TASK INSTRUCTIONS: Return every record below exactly as written, but leave out the pictures.

==============================

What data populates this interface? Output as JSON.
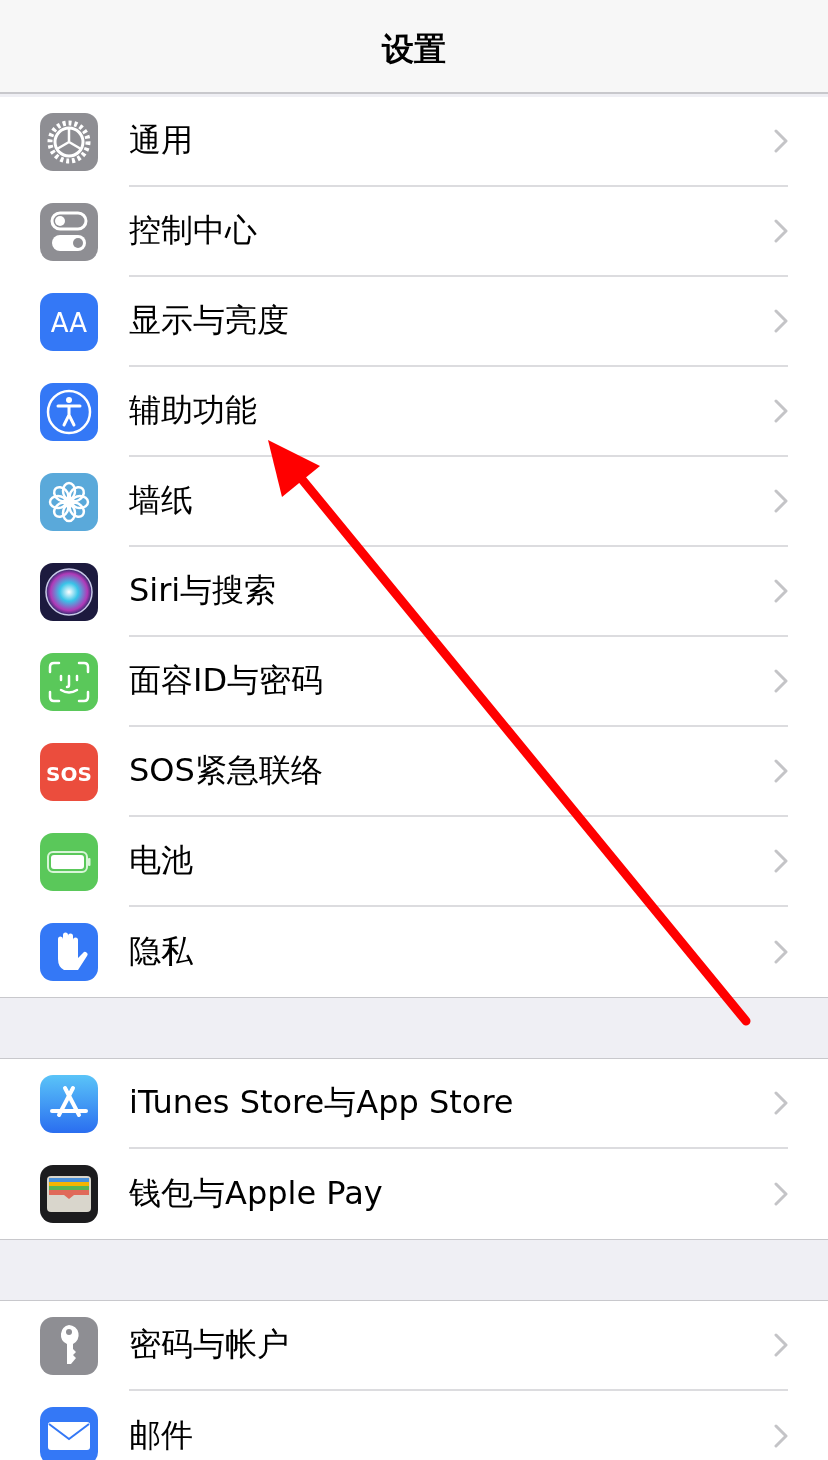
{
  "header": {
    "title": "设置"
  },
  "groups": [
    {
      "rows": [
        {
          "label": "通用"
        },
        {
          "label": "控制中心"
        },
        {
          "label": "显示与亮度",
          "icon_text": "AA"
        },
        {
          "label": "辅助功能"
        },
        {
          "label": "墙纸"
        },
        {
          "label": "Siri与搜索"
        },
        {
          "label": "面容ID与密码"
        },
        {
          "label": "SOS紧急联络",
          "icon_text": "SOS"
        },
        {
          "label": "电池"
        },
        {
          "label": "隐私"
        }
      ]
    },
    {
      "rows": [
        {
          "label": "iTunes Store与App Store"
        },
        {
          "label": "钱包与Apple Pay"
        }
      ]
    },
    {
      "rows": [
        {
          "label": "密码与帐户"
        },
        {
          "label": "邮件"
        }
      ]
    }
  ]
}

==============================

TASK OUTPUT:
What data populates this interface? Output as JSON.
{
  "header": {
    "title": "设置"
  },
  "groups": [
    {
      "rows": [
        {
          "label": "通用"
        },
        {
          "label": "控制中心"
        },
        {
          "label": "显示与亮度",
          "icon_text": "AA"
        },
        {
          "label": "辅助功能"
        },
        {
          "label": "墙纸"
        },
        {
          "label": "Siri与搜索"
        },
        {
          "label": "面容ID与密码"
        },
        {
          "label": "SOS紧急联络",
          "icon_text": "SOS"
        },
        {
          "label": "电池"
        },
        {
          "label": "隐私"
        }
      ]
    },
    {
      "rows": [
        {
          "label": "iTunes Store与App Store"
        },
        {
          "label": "钱包与Apple Pay"
        }
      ]
    },
    {
      "rows": [
        {
          "label": "密码与帐户"
        },
        {
          "label": "邮件"
        }
      ]
    }
  ]
}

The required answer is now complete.